What is required: Omit the images. Copy each entry word for word.
————
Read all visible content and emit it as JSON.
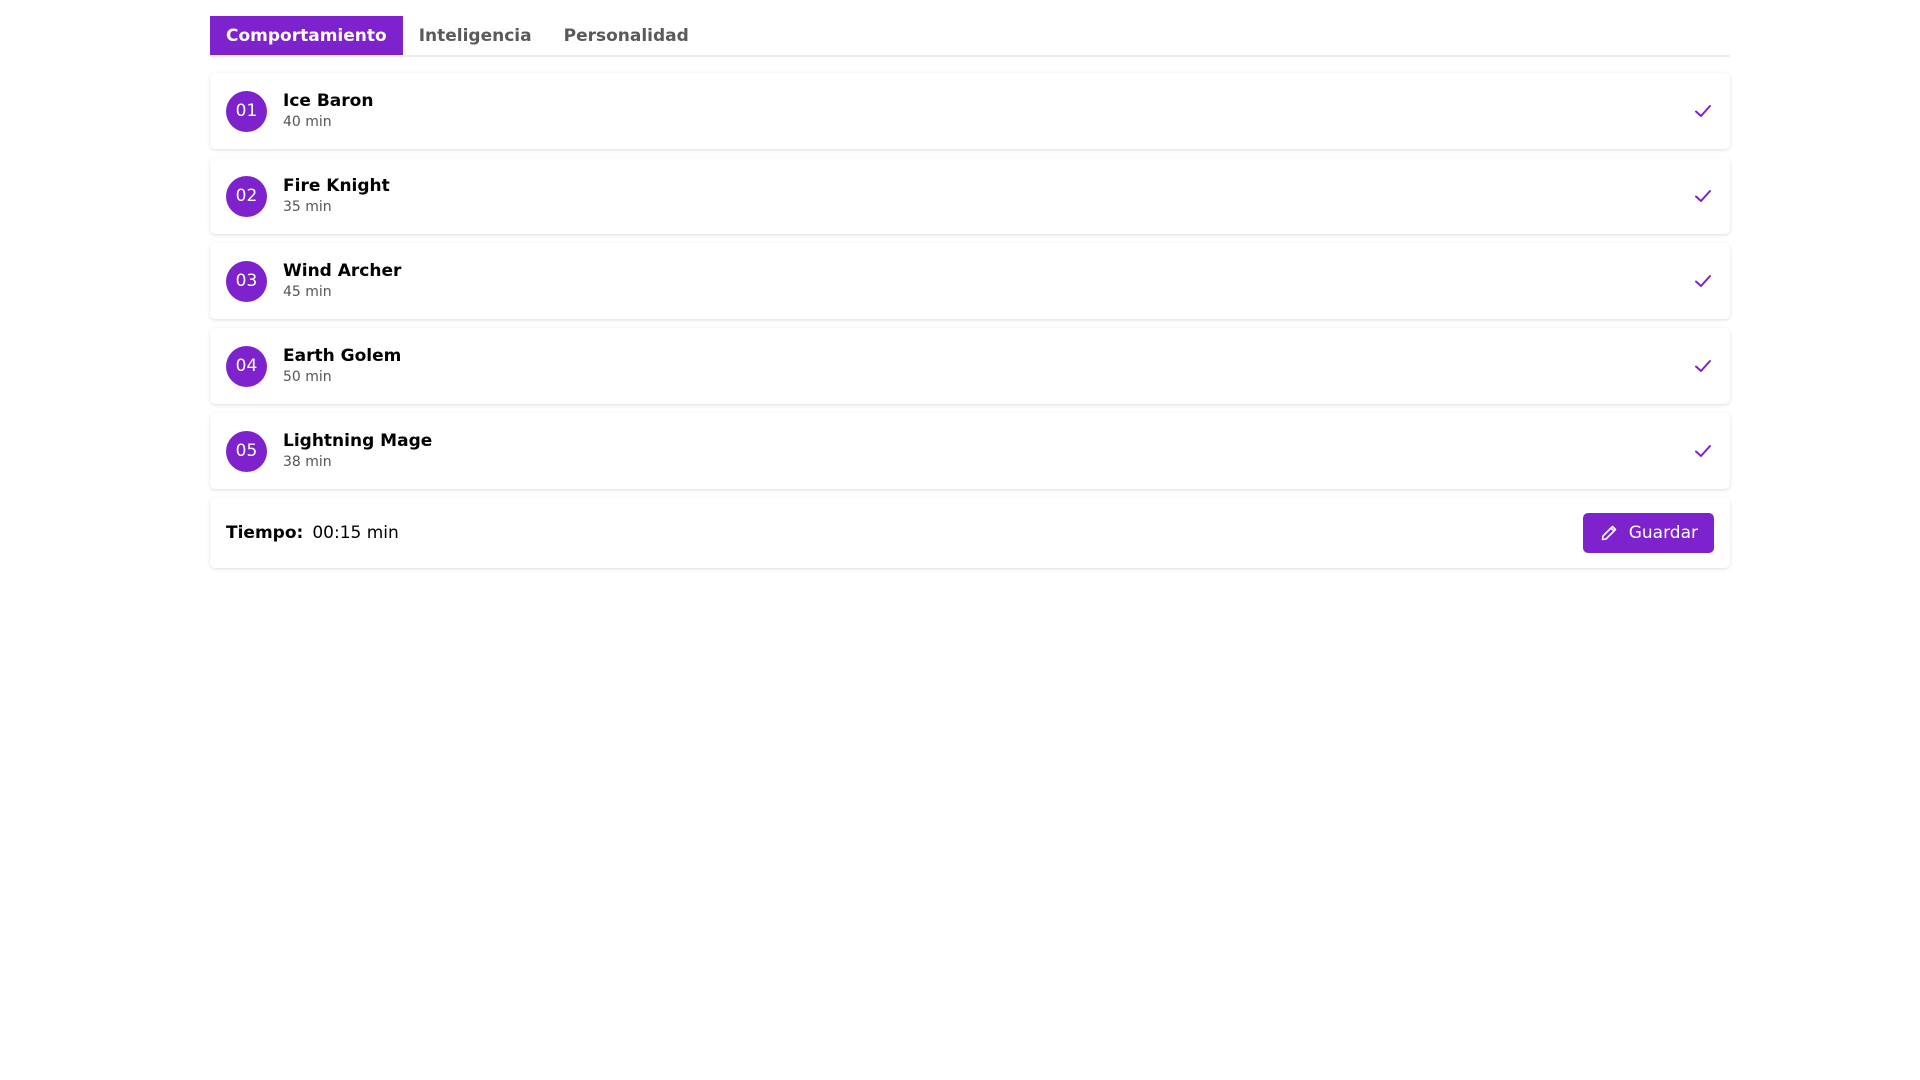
{
  "tabs": [
    {
      "label": "Comportamiento",
      "active": true
    },
    {
      "label": "Inteligencia",
      "active": false
    },
    {
      "label": "Personalidad",
      "active": false
    }
  ],
  "items": [
    {
      "number": "01",
      "title": "Ice Baron",
      "duration": "40 min",
      "status_icon": "check-icon"
    },
    {
      "number": "02",
      "title": "Fire Knight",
      "duration": "35 min",
      "status_icon": "check-icon"
    },
    {
      "number": "03",
      "title": "Wind Archer",
      "duration": "45 min",
      "status_icon": "check-icon"
    },
    {
      "number": "04",
      "title": "Earth Golem",
      "duration": "50 min",
      "status_icon": "check-icon"
    },
    {
      "number": "05",
      "title": "Lightning Mage",
      "duration": "38 min",
      "status_icon": "check-icon"
    }
  ],
  "footer": {
    "time_label": "Tiempo:",
    "time_value": "00:15 min",
    "save_label": "Guardar",
    "save_icon": "pencil-icon"
  },
  "colors": {
    "accent": "#7e22ce",
    "muted_text": "#555555",
    "tab_text": "#5a5a5a"
  }
}
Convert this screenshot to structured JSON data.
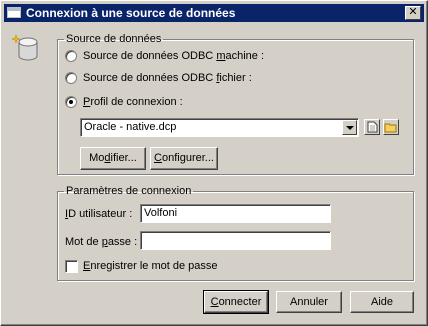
{
  "dialog": {
    "title": "Connexion à une source de données",
    "close_glyph": "✕"
  },
  "source_group": {
    "legend": "Source de données",
    "radio_odbc_machine": {
      "pre": "Source de données ODBC ",
      "mnemonic": "m",
      "post": "achine :"
    },
    "radio_odbc_file": {
      "pre": "Source de données ODBC ",
      "mnemonic": "f",
      "post": "ichier :"
    },
    "radio_profile": {
      "pre": "",
      "mnemonic": "P",
      "post": "rofil de connexion :"
    },
    "profile_value": "Oracle - native.dcp",
    "modify": {
      "pre": "Mo",
      "mnemonic": "d",
      "post": "ifier..."
    },
    "configure": {
      "pre": "",
      "mnemonic": "C",
      "post": "onfigurer..."
    }
  },
  "params_group": {
    "legend": "Paramètres de connexion",
    "user_label": {
      "pre": "",
      "mnemonic": "I",
      "post": "D utilisateur :"
    },
    "user_value": "Volfoni",
    "password_label": {
      "pre": "Mot de ",
      "mnemonic": "p",
      "post": "asse :"
    },
    "password_value": "",
    "remember": {
      "pre": "",
      "mnemonic": "E",
      "post": "nregistrer le mot de passe"
    }
  },
  "buttons": {
    "connect": {
      "pre": "",
      "mnemonic": "C",
      "post": "onnecter"
    },
    "cancel": "Annuler",
    "help": "Aide"
  },
  "icons": [
    "database-icon",
    "new-document-icon",
    "folder-icon",
    "window-icon",
    "close-icon",
    "dropdown-arrow-icon"
  ]
}
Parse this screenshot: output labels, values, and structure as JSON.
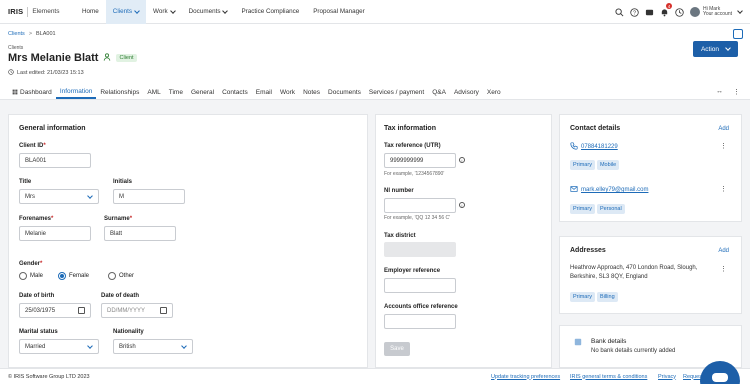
{
  "topbar": {
    "brand": "IRIS",
    "product": "Elements",
    "nav": [
      {
        "label": "Home",
        "dropdown": false,
        "active": false
      },
      {
        "label": "Clients",
        "dropdown": true,
        "active": true
      },
      {
        "label": "Work",
        "dropdown": true,
        "active": false
      },
      {
        "label": "Documents",
        "dropdown": true,
        "active": false
      },
      {
        "label": "Practice Compliance",
        "dropdown": false,
        "active": false
      },
      {
        "label": "Proposal Manager",
        "dropdown": false,
        "active": false
      }
    ],
    "notification_count": "4",
    "user_greeting": "Hi Mark",
    "user_account": "Your account"
  },
  "header": {
    "breadcrumb_root": "Clients",
    "breadcrumb_current": "BLA001",
    "category": "Clients",
    "client_name": "Mrs Melanie Blatt",
    "client_tag": "Client",
    "last_edited": "Last edited: 21/03/23 15:13",
    "action_label": "Action"
  },
  "tabs": [
    "Dashboard",
    "Information",
    "Relationships",
    "AML",
    "Time",
    "General",
    "Contacts",
    "Email",
    "Work",
    "Notes",
    "Documents",
    "Services / payment",
    "Q&A",
    "Advisory",
    "Xero"
  ],
  "general": {
    "heading": "General information",
    "client_id_label": "Client ID",
    "client_id": "BLA001",
    "title_label": "Title",
    "title_value": "Mrs",
    "initials_label": "Initials",
    "initials_value": "M",
    "forenames_label": "Forenames",
    "forenames_value": "Melanie",
    "surname_label": "Surname",
    "surname_value": "Blatt",
    "gender_label": "Gender",
    "gender_options": [
      "Male",
      "Female",
      "Other"
    ],
    "gender_selected": "Female",
    "dob_label": "Date of birth",
    "dob_value": "25/03/1975",
    "dod_label": "Date of death",
    "dod_placeholder": "DD/MM/YYYY",
    "marital_label": "Marital status",
    "marital_value": "Married",
    "nationality_label": "Nationality",
    "nationality_value": "British"
  },
  "tax": {
    "heading": "Tax information",
    "utr_label": "Tax reference (UTR)",
    "utr_value": "9999999999",
    "utr_hint": "For example, '1234567890'",
    "ni_label": "NI number",
    "ni_hint": "For example, 'QQ 12 34 56 C'",
    "district_label": "Tax district",
    "employer_label": "Employer reference",
    "accounts_label": "Accounts office reference",
    "save_label": "Save"
  },
  "contact": {
    "heading": "Contact details",
    "add_label": "Add",
    "phone": "07884181229",
    "phone_tags": [
      "Primary",
      "Mobile"
    ],
    "email": "mark.elley79@gmail.com",
    "email_tags": [
      "Primary",
      "Personal"
    ]
  },
  "addresses": {
    "heading": "Addresses",
    "add_label": "Add",
    "line1": "Heathrow Approach, 470 London Road, Slough,",
    "line2": "Berkshire, SL3 8QY, England",
    "tags": [
      "Primary",
      "Billing"
    ]
  },
  "bank": {
    "heading": "Bank details",
    "empty": "No bank details currently added"
  },
  "footer": {
    "copyright": "© IRIS Software Group LTD 2023",
    "links": [
      "Update tracking preferences",
      "IRIS general terms & conditions",
      "Privacy",
      "Request"
    ]
  },
  "colors": {
    "accent": "#1d6bb8",
    "action": "#1d5fa8",
    "required": "#c62828",
    "client_tag_bg": "#e1f2e2"
  }
}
————
Response to this exercise:
Read all visible content and emit it as JSON.
{
  "tabs": [
    {
      "label": "Comportamiento",
      "active": true
    },
    {
      "label": "Inteligencia",
      "active": false
    },
    {
      "label": "Personalidad",
      "active": false
    }
  ],
  "items": [
    {
      "number": "01",
      "title": "Ice Baron",
      "duration": "40 min",
      "status_icon": "check-icon"
    },
    {
      "number": "02",
      "title": "Fire Knight",
      "duration": "35 min",
      "status_icon": "check-icon"
    },
    {
      "number": "03",
      "title": "Wind Archer",
      "duration": "45 min",
      "status_icon": "check-icon"
    },
    {
      "number": "04",
      "title": "Earth Golem",
      "duration": "50 min",
      "status_icon": "check-icon"
    },
    {
      "number": "05",
      "title": "Lightning Mage",
      "duration": "38 min",
      "status_icon": "check-icon"
    }
  ],
  "footer": {
    "time_label": "Tiempo:",
    "time_value": "00:15 min",
    "save_label": "Guardar",
    "save_icon": "pencil-icon"
  },
  "colors": {
    "accent": "#7e22ce",
    "muted_text": "#555555",
    "tab_text": "#5a5a5a"
  }
}
Convert this screenshot to structured JSON data.
{
  "dialog": {
    "title": "Connexion à une source de données",
    "close_glyph": "✕"
  },
  "source_group": {
    "legend": "Source de données",
    "radio_odbc_machine": {
      "pre": "Source de données ODBC ",
      "mnemonic": "m",
      "post": "achine :"
    },
    "radio_odbc_file": {
      "pre": "Source de données ODBC ",
      "mnemonic": "f",
      "post": "ichier :"
    },
    "radio_profile": {
      "pre": "",
      "mnemonic": "P",
      "post": "rofil de connexion :"
    },
    "profile_value": "Oracle - native.dcp",
    "modify": {
      "pre": "Mo",
      "mnemonic": "d",
      "post": "ifier..."
    },
    "configure": {
      "pre": "",
      "mnemonic": "C",
      "post": "onfigurer..."
    }
  },
  "params_group": {
    "legend": "Paramètres de connexion",
    "user_label": {
      "pre": "",
      "mnemonic": "I",
      "post": "D utilisateur :"
    },
    "user_value": "Volfoni",
    "password_label": {
      "pre": "Mot de ",
      "mnemonic": "p",
      "post": "asse :"
    },
    "password_value": "",
    "remember": {
      "pre": "",
      "mnemonic": "E",
      "post": "nregistrer le mot de passe"
    }
  },
  "buttons": {
    "connect": {
      "pre": "",
      "mnemonic": "C",
      "post": "onnecter"
    },
    "cancel": "Annuler",
    "help": "Aide"
  },
  "icons": [
    "database-icon",
    "new-document-icon",
    "folder-icon",
    "window-icon",
    "close-icon",
    "dropdown-arrow-icon"
  ]
}
Parse this screenshot: output labels, values, and structure as JSON.
{
  "topbar": {
    "brand": "IRIS",
    "product": "Elements",
    "nav": [
      {
        "label": "Home",
        "dropdown": false,
        "active": false
      },
      {
        "label": "Clients",
        "dropdown": true,
        "active": true
      },
      {
        "label": "Work",
        "dropdown": true,
        "active": false
      },
      {
        "label": "Documents",
        "dropdown": true,
        "active": false
      },
      {
        "label": "Practice Compliance",
        "dropdown": false,
        "active": false
      },
      {
        "label": "Proposal Manager",
        "dropdown": false,
        "active": false
      }
    ],
    "notification_count": "4",
    "user_greeting": "Hi Mark",
    "user_account": "Your account"
  },
  "header": {
    "breadcrumb_root": "Clients",
    "breadcrumb_current": "BLA001",
    "category": "Clients",
    "client_name": "Mrs Melanie Blatt",
    "client_tag": "Client",
    "last_edited": "Last edited: 21/03/23 15:13",
    "action_label": "Action"
  },
  "tabs": [
    "Dashboard",
    "Information",
    "Relationships",
    "AML",
    "Time",
    "General",
    "Contacts",
    "Email",
    "Work",
    "Notes",
    "Documents",
    "Services / payment",
    "Q&A",
    "Advisory",
    "Xero"
  ],
  "general": {
    "heading": "General information",
    "client_id_label": "Client ID",
    "client_id": "BLA001",
    "title_label": "Title",
    "title_value": "Mrs",
    "initials_label": "Initials",
    "initials_value": "M",
    "forenames_label": "Forenames",
    "forenames_value": "Melanie",
    "surname_label": "Surname",
    "surname_value": "Blatt",
    "gender_label": "Gender",
    "gender_options": [
      "Male",
      "Female",
      "Other"
    ],
    "gender_selected": "Female",
    "dob_label": "Date of birth",
    "dob_value": "25/03/1975",
    "dod_label": "Date of death",
    "dod_placeholder": "DD/MM/YYYY",
    "marital_label": "Marital status",
    "marital_value": "Married",
    "nationality_label": "Nationality",
    "nationality_value": "British"
  },
  "tax": {
    "heading": "Tax information",
    "utr_label": "Tax reference (UTR)",
    "utr_value": "9999999999",
    "utr_hint": "For example, '1234567890'",
    "ni_label": "NI number",
    "ni_hint": "For example, 'QQ 12 34 56 C'",
    "district_label": "Tax district",
    "employer_label": "Employer reference",
    "accounts_label": "Accounts office reference",
    "save_label": "Save"
  },
  "contact": {
    "heading": "Contact details",
    "add_label": "Add",
    "phone": "07884181229",
    "phone_tags": [
      "Primary",
      "Mobile"
    ],
    "email": "mark.elley79@gmail.com",
    "email_tags": [
      "Primary",
      "Personal"
    ]
  },
  "addresses": {
    "heading": "Addresses",
    "add_label": "Add",
    "line1": "Heathrow Approach, 470 London Road, Slough,",
    "line2": "Berkshire, SL3 8QY, England",
    "tags": [
      "Primary",
      "Billing"
    ]
  },
  "bank": {
    "heading": "Bank details",
    "empty": "No bank details currently added"
  },
  "footer": {
    "copyright": "© IRIS Software Group LTD 2023",
    "links": [
      "Update tracking preferences",
      "IRIS general terms & conditions",
      "Privacy",
      "Request"
    ]
  },
  "colors": {
    "accent": "#1d6bb8",
    "action": "#1d5fa8",
    "required": "#c62828",
    "client_tag_bg": "#e1f2e2"
  }
}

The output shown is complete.